**To do:** Each record needs to be echoed exactly; can you do that?

**Data listing:**
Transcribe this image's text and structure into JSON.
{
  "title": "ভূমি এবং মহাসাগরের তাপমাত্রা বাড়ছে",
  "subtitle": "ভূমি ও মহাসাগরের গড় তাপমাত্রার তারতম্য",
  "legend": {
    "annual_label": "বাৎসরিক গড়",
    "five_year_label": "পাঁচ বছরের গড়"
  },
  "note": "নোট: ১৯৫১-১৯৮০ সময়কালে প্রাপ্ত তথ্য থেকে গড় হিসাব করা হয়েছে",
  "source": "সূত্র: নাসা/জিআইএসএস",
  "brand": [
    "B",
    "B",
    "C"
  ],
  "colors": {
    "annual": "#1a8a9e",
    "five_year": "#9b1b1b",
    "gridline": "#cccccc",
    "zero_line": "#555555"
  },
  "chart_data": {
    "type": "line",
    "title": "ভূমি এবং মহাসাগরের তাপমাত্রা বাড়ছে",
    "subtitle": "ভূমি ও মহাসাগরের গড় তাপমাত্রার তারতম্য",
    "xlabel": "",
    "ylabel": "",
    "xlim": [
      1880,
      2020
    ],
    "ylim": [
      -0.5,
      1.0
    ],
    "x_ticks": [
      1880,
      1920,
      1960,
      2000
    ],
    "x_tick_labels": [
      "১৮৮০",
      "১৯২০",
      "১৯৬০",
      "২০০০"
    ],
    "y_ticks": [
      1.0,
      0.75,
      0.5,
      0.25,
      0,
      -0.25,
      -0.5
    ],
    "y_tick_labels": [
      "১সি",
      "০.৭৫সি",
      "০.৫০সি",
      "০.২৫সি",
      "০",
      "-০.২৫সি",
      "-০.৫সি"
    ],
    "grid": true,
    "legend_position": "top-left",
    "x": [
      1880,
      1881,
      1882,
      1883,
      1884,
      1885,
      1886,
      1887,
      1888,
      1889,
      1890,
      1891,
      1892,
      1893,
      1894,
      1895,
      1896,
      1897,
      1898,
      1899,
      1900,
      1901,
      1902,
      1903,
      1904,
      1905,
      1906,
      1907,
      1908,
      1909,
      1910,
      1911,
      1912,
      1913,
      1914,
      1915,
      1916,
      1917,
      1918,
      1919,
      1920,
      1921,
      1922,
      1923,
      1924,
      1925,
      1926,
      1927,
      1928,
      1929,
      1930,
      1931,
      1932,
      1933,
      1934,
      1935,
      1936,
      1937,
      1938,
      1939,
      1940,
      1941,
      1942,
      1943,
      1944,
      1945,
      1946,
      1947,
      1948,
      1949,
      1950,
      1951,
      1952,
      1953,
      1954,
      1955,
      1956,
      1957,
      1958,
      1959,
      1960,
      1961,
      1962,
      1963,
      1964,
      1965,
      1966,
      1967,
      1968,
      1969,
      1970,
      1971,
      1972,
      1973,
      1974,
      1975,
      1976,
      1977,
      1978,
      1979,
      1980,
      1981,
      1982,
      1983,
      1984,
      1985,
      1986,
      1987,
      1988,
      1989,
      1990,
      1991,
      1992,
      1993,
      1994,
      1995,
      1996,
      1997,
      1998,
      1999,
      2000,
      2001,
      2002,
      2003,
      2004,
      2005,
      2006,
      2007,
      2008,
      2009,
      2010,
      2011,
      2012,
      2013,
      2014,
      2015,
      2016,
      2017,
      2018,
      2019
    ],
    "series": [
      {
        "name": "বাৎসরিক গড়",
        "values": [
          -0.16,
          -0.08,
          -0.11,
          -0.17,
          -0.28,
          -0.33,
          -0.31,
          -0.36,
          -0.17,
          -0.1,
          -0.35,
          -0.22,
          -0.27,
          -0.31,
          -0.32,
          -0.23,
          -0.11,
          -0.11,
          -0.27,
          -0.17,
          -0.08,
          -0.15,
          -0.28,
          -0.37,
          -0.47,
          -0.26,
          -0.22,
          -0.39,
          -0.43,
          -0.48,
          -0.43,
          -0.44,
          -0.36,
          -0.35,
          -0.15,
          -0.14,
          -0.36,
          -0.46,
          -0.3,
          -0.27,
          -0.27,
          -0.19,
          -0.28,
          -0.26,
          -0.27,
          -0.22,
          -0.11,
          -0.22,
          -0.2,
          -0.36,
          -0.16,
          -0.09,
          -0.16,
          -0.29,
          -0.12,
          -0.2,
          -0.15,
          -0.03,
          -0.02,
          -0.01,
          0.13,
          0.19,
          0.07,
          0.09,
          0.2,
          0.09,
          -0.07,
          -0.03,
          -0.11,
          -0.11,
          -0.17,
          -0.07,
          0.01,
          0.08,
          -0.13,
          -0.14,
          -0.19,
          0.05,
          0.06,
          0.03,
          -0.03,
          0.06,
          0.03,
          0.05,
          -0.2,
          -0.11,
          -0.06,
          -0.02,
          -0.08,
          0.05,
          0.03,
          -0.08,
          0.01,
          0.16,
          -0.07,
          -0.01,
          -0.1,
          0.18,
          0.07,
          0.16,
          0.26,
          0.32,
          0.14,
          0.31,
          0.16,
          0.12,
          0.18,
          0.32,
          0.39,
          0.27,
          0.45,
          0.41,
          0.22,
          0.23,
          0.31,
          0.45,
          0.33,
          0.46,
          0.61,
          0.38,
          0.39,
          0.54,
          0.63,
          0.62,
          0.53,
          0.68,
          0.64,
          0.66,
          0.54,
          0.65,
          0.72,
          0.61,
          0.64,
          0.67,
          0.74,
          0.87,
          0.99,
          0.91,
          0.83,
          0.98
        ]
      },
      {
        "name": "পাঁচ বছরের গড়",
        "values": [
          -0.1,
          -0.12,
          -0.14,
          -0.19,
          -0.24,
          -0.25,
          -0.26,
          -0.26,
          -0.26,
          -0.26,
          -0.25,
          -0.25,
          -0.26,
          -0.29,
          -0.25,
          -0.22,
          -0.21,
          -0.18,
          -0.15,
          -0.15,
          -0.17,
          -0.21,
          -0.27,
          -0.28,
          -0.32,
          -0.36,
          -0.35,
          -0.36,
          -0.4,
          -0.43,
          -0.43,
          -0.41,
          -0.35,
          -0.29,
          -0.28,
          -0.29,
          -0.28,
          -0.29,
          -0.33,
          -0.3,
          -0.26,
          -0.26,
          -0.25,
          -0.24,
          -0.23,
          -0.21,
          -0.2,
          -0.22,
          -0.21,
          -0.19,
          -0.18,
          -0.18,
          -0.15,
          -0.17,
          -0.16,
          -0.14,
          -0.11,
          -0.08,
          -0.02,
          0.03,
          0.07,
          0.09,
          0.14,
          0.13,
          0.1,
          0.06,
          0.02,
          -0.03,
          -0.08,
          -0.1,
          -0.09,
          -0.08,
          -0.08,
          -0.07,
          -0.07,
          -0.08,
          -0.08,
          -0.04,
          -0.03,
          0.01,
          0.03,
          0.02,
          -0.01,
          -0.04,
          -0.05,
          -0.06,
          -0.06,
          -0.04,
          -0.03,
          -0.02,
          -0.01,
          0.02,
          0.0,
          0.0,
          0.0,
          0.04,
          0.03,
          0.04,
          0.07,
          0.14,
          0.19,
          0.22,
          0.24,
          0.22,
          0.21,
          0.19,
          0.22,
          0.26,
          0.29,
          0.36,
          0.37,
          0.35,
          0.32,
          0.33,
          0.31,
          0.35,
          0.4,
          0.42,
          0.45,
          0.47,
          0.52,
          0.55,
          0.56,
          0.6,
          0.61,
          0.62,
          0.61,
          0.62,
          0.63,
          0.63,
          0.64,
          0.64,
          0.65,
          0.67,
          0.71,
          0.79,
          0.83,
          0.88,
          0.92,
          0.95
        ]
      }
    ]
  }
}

**Problem solution:**
Transcribe this image's text and structure into JSON.
{
  "title": "ভূমি এবং মহাসাগরের তাপমাত্রা বাড়ছে",
  "subtitle": "ভূমি ও মহাসাগরের গড় তাপমাত্রার তারতম্য",
  "legend": {
    "annual_label": "বাৎসরিক গড়",
    "five_year_label": "পাঁচ বছরের গড়"
  },
  "note": "নোট: ১৯৫১-১৯৮০ সময়কালে প্রাপ্ত তথ্য থেকে গড় হিসাব করা হয়েছে",
  "source": "সূত্র: নাসা/জিআইএসএস",
  "brand": [
    "B",
    "B",
    "C"
  ],
  "colors": {
    "annual": "#1a8a9e",
    "five_year": "#9b1b1b",
    "gridline": "#cccccc",
    "zero_line": "#555555"
  },
  "chart_data": {
    "type": "line",
    "title": "ভূমি এবং মহাসাগরের তাপমাত্রা বাড়ছে",
    "subtitle": "ভূমি ও মহাসাগরের গড় তাপমাত্রার তারতম্য",
    "xlabel": "",
    "ylabel": "",
    "xlim": [
      1880,
      2020
    ],
    "ylim": [
      -0.5,
      1.0
    ],
    "x_ticks": [
      1880,
      1920,
      1960,
      2000
    ],
    "x_tick_labels": [
      "১৮৮০",
      "১৯২০",
      "১৯৬০",
      "২০০০"
    ],
    "y_ticks": [
      1.0,
      0.75,
      0.5,
      0.25,
      0,
      -0.25,
      -0.5
    ],
    "y_tick_labels": [
      "১সি",
      "০.৭৫সি",
      "০.৫০সি",
      "০.২৫সি",
      "০",
      "-০.২৫সি",
      "-০.৫সি"
    ],
    "grid": true,
    "legend_position": "top-left",
    "x": [
      1880,
      1881,
      1882,
      1883,
      1884,
      1885,
      1886,
      1887,
      1888,
      1889,
      1890,
      1891,
      1892,
      1893,
      1894,
      1895,
      1896,
      1897,
      1898,
      1899,
      1900,
      1901,
      1902,
      1903,
      1904,
      1905,
      1906,
      1907,
      1908,
      1909,
      1910,
      1911,
      1912,
      1913,
      1914,
      1915,
      1916,
      1917,
      1918,
      1919,
      1920,
      1921,
      1922,
      1923,
      1924,
      1925,
      1926,
      1927,
      1928,
      1929,
      1930,
      1931,
      1932,
      1933,
      1934,
      1935,
      1936,
      1937,
      1938,
      1939,
      1940,
      1941,
      1942,
      1943,
      1944,
      1945,
      1946,
      1947,
      1948,
      1949,
      1950,
      1951,
      1952,
      1953,
      1954,
      1955,
      1956,
      1957,
      1958,
      1959,
      1960,
      1961,
      1962,
      1963,
      1964,
      1965,
      1966,
      1967,
      1968,
      1969,
      1970,
      1971,
      1972,
      1973,
      1974,
      1975,
      1976,
      1977,
      1978,
      1979,
      1980,
      1981,
      1982,
      1983,
      1984,
      1985,
      1986,
      1987,
      1988,
      1989,
      1990,
      1991,
      1992,
      1993,
      1994,
      1995,
      1996,
      1997,
      1998,
      1999,
      2000,
      2001,
      2002,
      2003,
      2004,
      2005,
      2006,
      2007,
      2008,
      2009,
      2010,
      2011,
      2012,
      2013,
      2014,
      2015,
      2016,
      2017,
      2018,
      2019
    ],
    "series": [
      {
        "name": "বাৎসরিক গড়",
        "values": [
          -0.16,
          -0.08,
          -0.11,
          -0.17,
          -0.28,
          -0.33,
          -0.31,
          -0.36,
          -0.17,
          -0.1,
          -0.35,
          -0.22,
          -0.27,
          -0.31,
          -0.32,
          -0.23,
          -0.11,
          -0.11,
          -0.27,
          -0.17,
          -0.08,
          -0.15,
          -0.28,
          -0.37,
          -0.47,
          -0.26,
          -0.22,
          -0.39,
          -0.43,
          -0.48,
          -0.43,
          -0.44,
          -0.36,
          -0.35,
          -0.15,
          -0.14,
          -0.36,
          -0.46,
          -0.3,
          -0.27,
          -0.27,
          -0.19,
          -0.28,
          -0.26,
          -0.27,
          -0.22,
          -0.11,
          -0.22,
          -0.2,
          -0.36,
          -0.16,
          -0.09,
          -0.16,
          -0.29,
          -0.12,
          -0.2,
          -0.15,
          -0.03,
          -0.02,
          -0.01,
          0.13,
          0.19,
          0.07,
          0.09,
          0.2,
          0.09,
          -0.07,
          -0.03,
          -0.11,
          -0.11,
          -0.17,
          -0.07,
          0.01,
          0.08,
          -0.13,
          -0.14,
          -0.19,
          0.05,
          0.06,
          0.03,
          -0.03,
          0.06,
          0.03,
          0.05,
          -0.2,
          -0.11,
          -0.06,
          -0.02,
          -0.08,
          0.05,
          0.03,
          -0.08,
          0.01,
          0.16,
          -0.07,
          -0.01,
          -0.1,
          0.18,
          0.07,
          0.16,
          0.26,
          0.32,
          0.14,
          0.31,
          0.16,
          0.12,
          0.18,
          0.32,
          0.39,
          0.27,
          0.45,
          0.41,
          0.22,
          0.23,
          0.31,
          0.45,
          0.33,
          0.46,
          0.61,
          0.38,
          0.39,
          0.54,
          0.63,
          0.62,
          0.53,
          0.68,
          0.64,
          0.66,
          0.54,
          0.65,
          0.72,
          0.61,
          0.64,
          0.67,
          0.74,
          0.87,
          0.99,
          0.91,
          0.83,
          0.98
        ]
      },
      {
        "name": "পাঁচ বছরের গড়",
        "values": [
          -0.1,
          -0.12,
          -0.14,
          -0.19,
          -0.24,
          -0.25,
          -0.26,
          -0.26,
          -0.26,
          -0.26,
          -0.25,
          -0.25,
          -0.26,
          -0.29,
          -0.25,
          -0.22,
          -0.21,
          -0.18,
          -0.15,
          -0.15,
          -0.17,
          -0.21,
          -0.27,
          -0.28,
          -0.32,
          -0.36,
          -0.35,
          -0.36,
          -0.4,
          -0.43,
          -0.43,
          -0.41,
          -0.35,
          -0.29,
          -0.28,
          -0.29,
          -0.28,
          -0.29,
          -0.33,
          -0.3,
          -0.26,
          -0.26,
          -0.25,
          -0.24,
          -0.23,
          -0.21,
          -0.2,
          -0.22,
          -0.21,
          -0.19,
          -0.18,
          -0.18,
          -0.15,
          -0.17,
          -0.16,
          -0.14,
          -0.11,
          -0.08,
          -0.02,
          0.03,
          0.07,
          0.09,
          0.14,
          0.13,
          0.1,
          0.06,
          0.02,
          -0.03,
          -0.08,
          -0.1,
          -0.09,
          -0.08,
          -0.08,
          -0.07,
          -0.07,
          -0.08,
          -0.08,
          -0.04,
          -0.03,
          0.01,
          0.03,
          0.02,
          -0.01,
          -0.04,
          -0.05,
          -0.06,
          -0.06,
          -0.04,
          -0.03,
          -0.02,
          -0.01,
          0.02,
          0.0,
          0.0,
          0.0,
          0.04,
          0.03,
          0.04,
          0.07,
          0.14,
          0.19,
          0.22,
          0.24,
          0.22,
          0.21,
          0.19,
          0.22,
          0.26,
          0.29,
          0.36,
          0.37,
          0.35,
          0.32,
          0.33,
          0.31,
          0.35,
          0.4,
          0.42,
          0.45,
          0.47,
          0.52,
          0.55,
          0.56,
          0.6,
          0.61,
          0.62,
          0.61,
          0.62,
          0.63,
          0.63,
          0.64,
          0.64,
          0.65,
          0.67,
          0.71,
          0.79,
          0.83,
          0.88,
          0.92,
          0.95
        ]
      }
    ]
  }
}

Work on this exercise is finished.